■ **Task description**
Every line below should be copied exactly; drop the pictures.
-- START --
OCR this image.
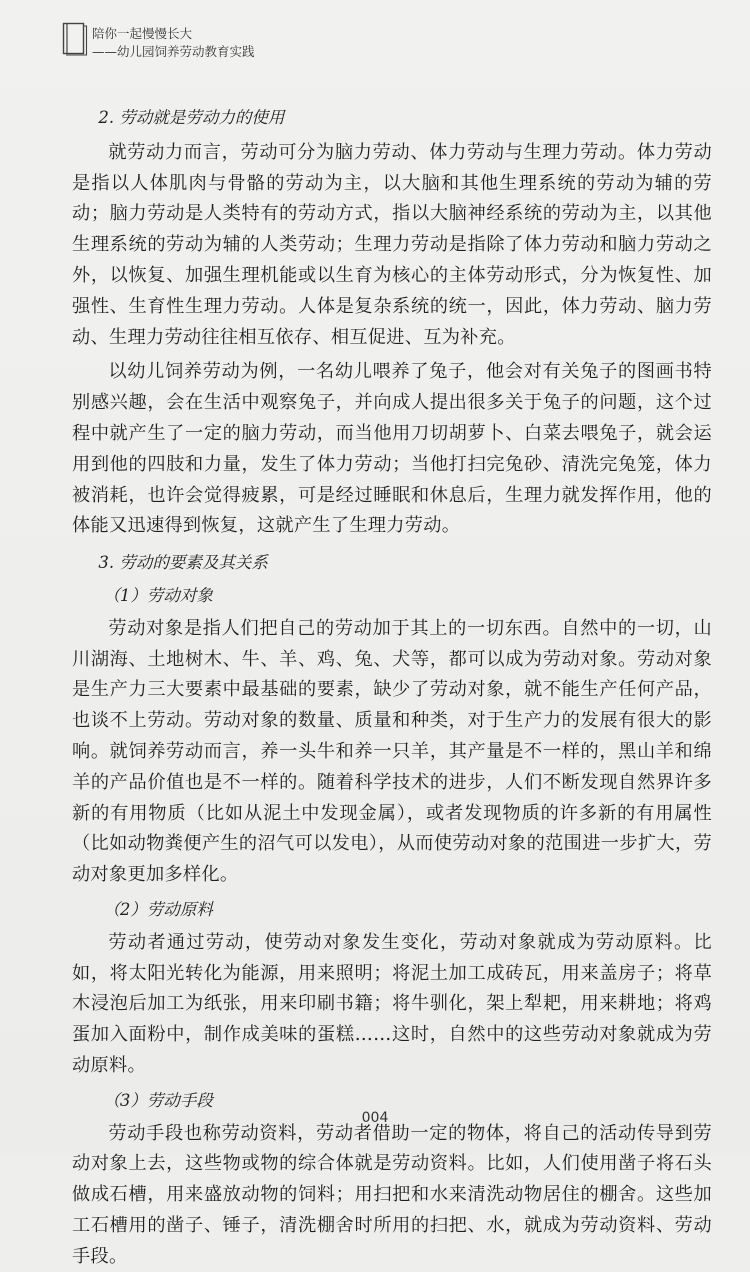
陪你一起慢慢长大
——幼儿园饲养劳动教育实践

2. 劳动就是劳动力的使用

就劳动力而言，劳动可分为脑力劳动、体力劳动与生理力劳动。体力劳动是指以人体肌肉与骨骼的劳动为主，以大脑和其他生理系统的劳动为辅的劳动；脑力劳动是人类特有的劳动方式，指以大脑神经系统的劳动为主，以其他生理系统的劳动为辅的人类劳动；生理力劳动是指除了体力劳动和脑力劳动之外，以恢复、加强生理机能或以生育为核心的主体劳动形式，分为恢复性、加强性、生育性生理力劳动。人体是复杂系统的统一，因此，体力劳动、脑力劳动、生理力劳动往往相互依存、相互促进、互为补充。

以幼儿饲养劳动为例，一名幼儿喂养了兔子，他会对有关兔子的图画书特别感兴趣，会在生活中观察兔子，并向成人提出很多关于兔子的问题，这个过程中就产生了一定的脑力劳动，而当他用刀切胡萝卜、白菜去喂兔子，就会运用到他的四肢和力量，发生了体力劳动；当他打扫完兔砂、清洗完兔笼，体力被消耗，也许会觉得疲累，可是经过睡眠和休息后，生理力就发挥作用，他的体能又迅速得到恢复，这就产生了生理力劳动。

3. 劳动的要素及其关系

（1）劳动对象

劳动对象是指人们把自己的劳动加于其上的一切东西。自然中的一切，山川湖海、土地树木、牛、羊、鸡、兔、犬等，都可以成为劳动对象。劳动对象是生产力三大要素中最基础的要素，缺少了劳动对象，就不能生产任何产品，也谈不上劳动。劳动对象的数量、质量和种类，对于生产力的发展有很大的影响。就饲养劳动而言，养一头牛和养一只羊，其产量是不一样的，黑山羊和绵羊的产品价值也是不一样的。随着科学技术的进步，人们不断发现自然界许多新的有用物质（比如从泥土中发现金属），或者发现物质的许多新的有用属性（比如动物粪便产生的沼气可以发电），从而使劳动对象的范围进一步扩大，劳动对象更加多样化。

（2）劳动原料

劳动者通过劳动，使劳动对象发生变化，劳动对象就成为劳动原料。比如，将太阳光转化为能源，用来照明；将泥土加工成砖瓦，用来盖房子；将草木浸泡后加工为纸张，用来印刷书籍；将牛驯化，架上犁耙，用来耕地；将鸡蛋加入面粉中，制作成美味的蛋糕……这时，自然中的这些劳动对象就成为劳动原料。

（3）劳动手段

劳动手段也称劳动资料，劳动者借助一定的物体，将自己的活动传导到劳动对象上去，这些物或物的综合体就是劳动资料。比如，人们使用凿子将石头做成石槽，用来盛放动物的饲料；用扫把和水来清洗动物居住的棚舍。这些加工石槽用的凿子、锤子，清洗棚舍时所用的扫把、水，就成为劳动资料、劳动手段。

004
-- END --
■ **Written solution**
OCR this image.
陪你一起慢慢长大
——幼儿园饲养劳动教育实践

2. 劳动就是劳动力的使用

就劳动力而言，劳动可分为脑力劳动、体力劳动与生理力劳动。体力劳动是指以人体肌肉与骨骼的劳动为主，以大脑和其他生理系统的劳动为辅的劳动；脑力劳动是人类特有的劳动方式，指以大脑神经系统的劳动为主，以其他生理系统的劳动为辅的人类劳动；生理力劳动是指除了体力劳动和脑力劳动之外，以恢复、加强生理机能或以生育为核心的主体劳动形式，分为恢复性、加强性、生育性生理力劳动。人体是复杂系统的统一，因此，体力劳动、脑力劳动、生理力劳动往往相互依存、相互促进、互为补充。

以幼儿饲养劳动为例，一名幼儿喂养了兔子，他会对有关兔子的图画书特别感兴趣，会在生活中观察兔子，并向成人提出很多关于兔子的问题，这个过程中就产生了一定的脑力劳动，而当他用刀切胡萝卜、白菜去喂兔子，就会运用到他的四肢和力量，发生了体力劳动；当他打扫完兔砂、清洗完兔笼，体力被消耗，也许会觉得疲累，可是经过睡眠和休息后，生理力就发挥作用，他的体能又迅速得到恢复，这就产生了生理力劳动。

3. 劳动的要素及其关系

（1）劳动对象

劳动对象是指人们把自己的劳动加于其上的一切东西。自然中的一切，山川湖海、土地树木、牛、羊、鸡、兔、犬等，都可以成为劳动对象。劳动对象是生产力三大要素中最基础的要素，缺少了劳动对象，就不能生产任何产品，也谈不上劳动。劳动对象的数量、质量和种类，对于生产力的发展有很大的影响。就饲养劳动而言，养一头牛和养一只羊，其产量是不一样的，黑山羊和绵羊的产品价值也是不一样的。随着科学技术的进步，人们不断发现自然界许多新的有用物质（比如从泥土中发现金属），或者发现物质的许多新的有用属性（比如动物粪便产生的沼气可以发电），从而使劳动对象的范围进一步扩大，劳动对象更加多样化。

（2）劳动原料

劳动者通过劳动，使劳动对象发生变化，劳动对象就成为劳动原料。比如，将太阳光转化为能源，用来照明；将泥土加工成砖瓦，用来盖房子；将草木浸泡后加工为纸张，用来印刷书籍；将牛驯化，架上犁耙，用来耕地；将鸡蛋加入面粉中，制作成美味的蛋糕……这时，自然中的这些劳动对象就成为劳动原料。

（3）劳动手段

劳动手段也称劳动资料，劳动者借助一定的物体，将自己的活动传导到劳动对象上去，这些物或物的综合体就是劳动资料。比如，人们使用凿子将石头做成石槽，用来盛放动物的饲料；用扫把和水来清洗动物居住的棚舍。这些加工石槽用的凿子、锤子，清洗棚舍时所用的扫把、水，就成为劳动资料、劳动手段。

004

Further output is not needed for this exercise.